TASK MATERIAL ▸
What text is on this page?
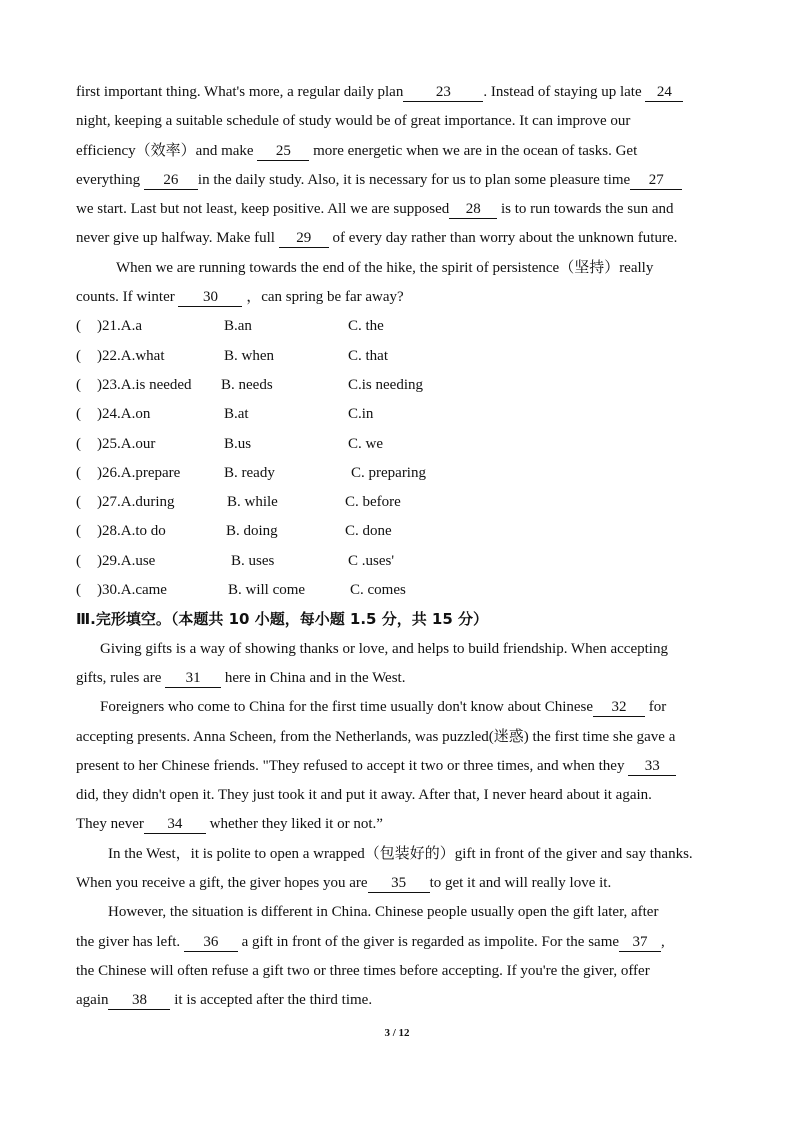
first important thing. What's more, a regular daily plan 23 . Instead of staying up late 24
night, keeping a suitable schedule of study would be of great importance. It can improve our
efficiency（效率）and make 25 more energetic when we are in the ocean of tasks. Get
everything 26 in the daily study. Also, it is necessary for us to plan some pleasure time 27
we start. Last but not least, keep positive. All we are supposed 28 is to run towards the sun and
never give up halfway. Make full 29 of every day rather than worry about the unknown future.
When we are running towards the end of the hike, the spirit of persistence（坚持）really
counts. If winter 30 ，can spring be far away?
( )21.A.a	B.an	C. the
( )22.A.what	B. when	C. that
( )23.A.is needed B. needs	C.is needing
( )24.A.on	B.at	C.in
( )25.A.our	B.us	C. we
( )26.A.prepare	B. ready	C. preparing
( )27.A.during	B. while	C. before
( )28.A.to do	B. doing	C. done
( )29.A.use	B. uses	C .uses'
( )30.A.came	B. will come	C. comes
Ⅲ.完形填空。（本题共 10 小题，每小题 1.5 分，共 15 分）
Giving gifts is a way of showing thanks or love, and helps to build friendship. When accepting
gifts, rules are 31 here in China and in the West.
Foreigners who come to China for the first time usually don't know about Chinese 32 for
accepting presents. Anna Scheen, from the Netherlands, was puzzled(迷惑) the first time she gave a
present to her Chinese friends. "They refused to accept it two or three times, and when they 33
did, they didn't open it. They just took it and put it away. After that, I never heard about it again.
They never 34 whether they liked it or not.”
In the West，it is polite to open a wrapped（包装好的）gift in front of the giver and say thanks.
When you receive a gift, the giver hopes you are 35 to get it and will really love it.
However, the situation is different in China. Chinese people usually open the gift later, after
the giver has left. 36 a gift in front of the giver is regarded as impolite. For the same 37 ,
the Chinese will often refuse a gift two or three times before accepting. If you're the giver, offer
again 38 it is accepted after the third time.
3 / 12
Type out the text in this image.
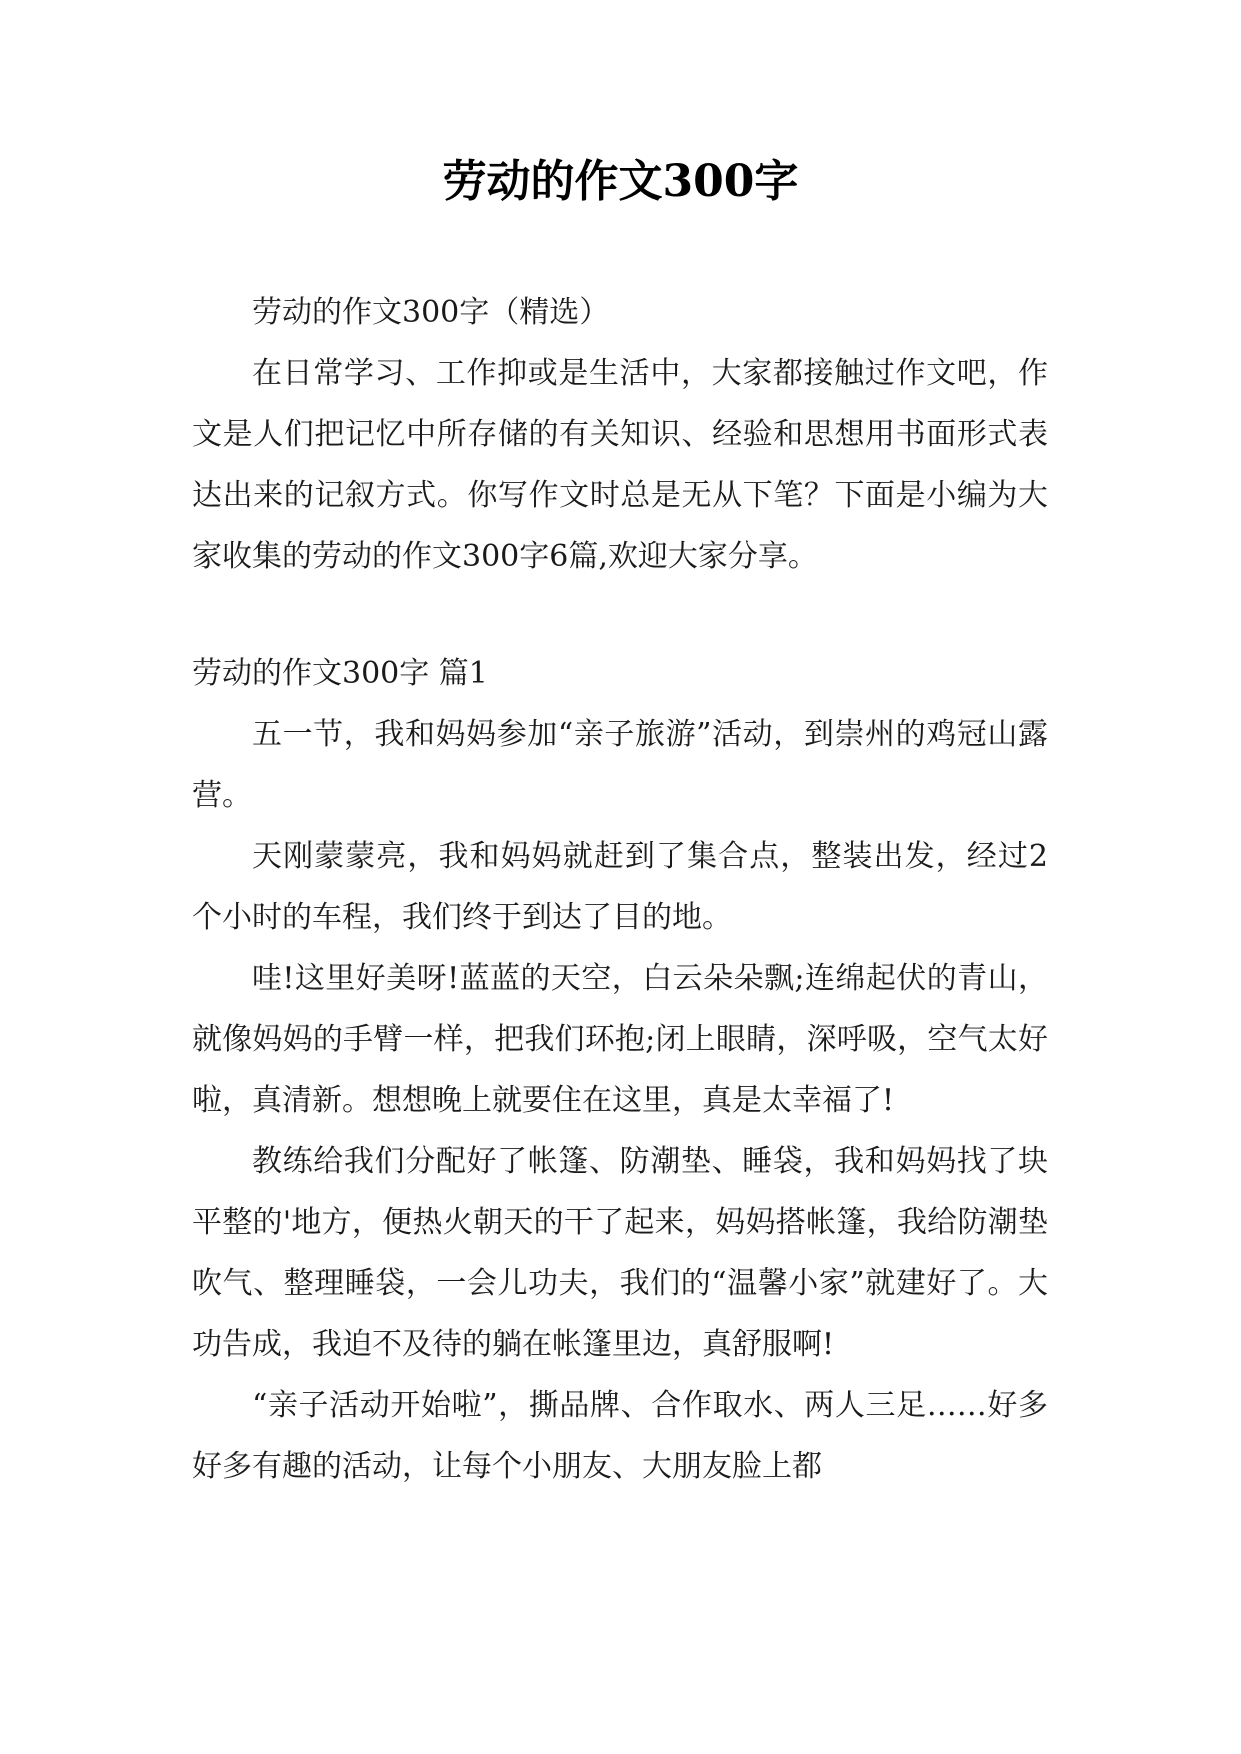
劳动的作文300字

劳动的作文300字（精选）

在日常学习、工作抑或是生活中，大家都接触过作文吧，作文是人们把记忆中所存储的有关知识、经验和思想用书面形式表达出来的记叙方式。你写作文时总是无从下笔？下面是小编为大家收集的劳动的作文300字6篇,欢迎大家分享。

劳动的作文300字 篇1

五一节，我和妈妈参加“亲子旅游”活动，到崇州的鸡冠山露营。

天刚蒙蒙亮，我和妈妈就赶到了集合点，整装出发，经过2个小时的车程，我们终于到达了目的地。

哇!这里好美呀!蓝蓝的天空，白云朵朵飘;连绵起伏的青山，就像妈妈的手臂一样，把我们环抱;闭上眼睛，深呼吸，空气太好啦，真清新。想想晚上就要住在这里，真是太幸福了!

教练给我们分配好了帐篷、防潮垫、睡袋，我和妈妈找了块平整的'地方，便热火朝天的干了起来，妈妈搭帐篷，我给防潮垫吹气、整理睡袋，一会儿功夫，我们的“温馨小家”就建好了。大功告成，我迫不及待的躺在帐篷里边，真舒服啊!

“亲子活动开始啦”，撕品牌、合作取水、两人三足……好多好多有趣的活动，让每个小朋友、大朋友脸上都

TASK TO CARRY OUT ▸ Tally the lines of the records holding the word "accepting", then state only the tally.

EXERCISE RESULT ▸ 3